══ Data provided ══
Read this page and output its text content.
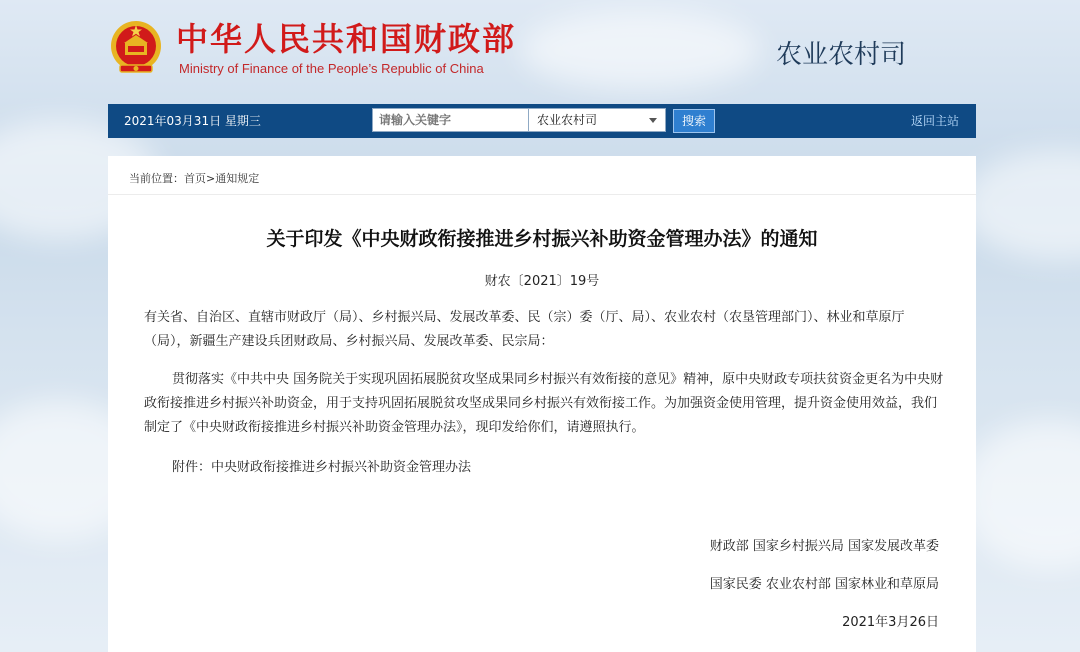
中华人民共和国财政部
Ministry of Finance of the People’s Republic of China	农业农村司
2021年03月31日 星期三
请输入关键字	农业农村司	搜索	返回主站
当前位置：首页>通知规定
关于印发《中央财政衔接推进乡村振兴补助资金管理办法》的通知
财农〔2021〕19号
有关省、自治区、直辖市财政厅（局）、乡村振兴局、发展改革委、民（宗）委（厅、局）、农业农村（农垦管理部门）、林业和草原厅（局），新疆生产建设兵团财政局、乡村振兴局、发展改革委、民宗局：
贯彻落实《中共中央 国务院关于实现巩固拓展脱贫攻坚成果同乡村振兴有效衔接的意见》精神，原中央财政专项扶贫资金更名为中央财政衔接推进乡村振兴补助资金，用于支持巩固拓展脱贫攻坚成果同乡村振兴有效衔接工作。为加强资金使用管理，提升资金使用效益，我们制定了《中央财政衔接推进乡村振兴补助资金管理办法》，现印发给你们，请遵照执行。
附件：中央财政衔接推进乡村振兴补助资金管理办法
财政部 国家乡村振兴局 国家发展改革委
国家民委 农业农村部 国家林业和草原局
2021年3月26日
═══
**Objective**
Select and copy every line of the listing with the word "农业农村司".

**Problem solution**
Ministry of Finance of the People’s Republic of China	农业农村司
请输入关键字	农业农村司	搜索	返回主站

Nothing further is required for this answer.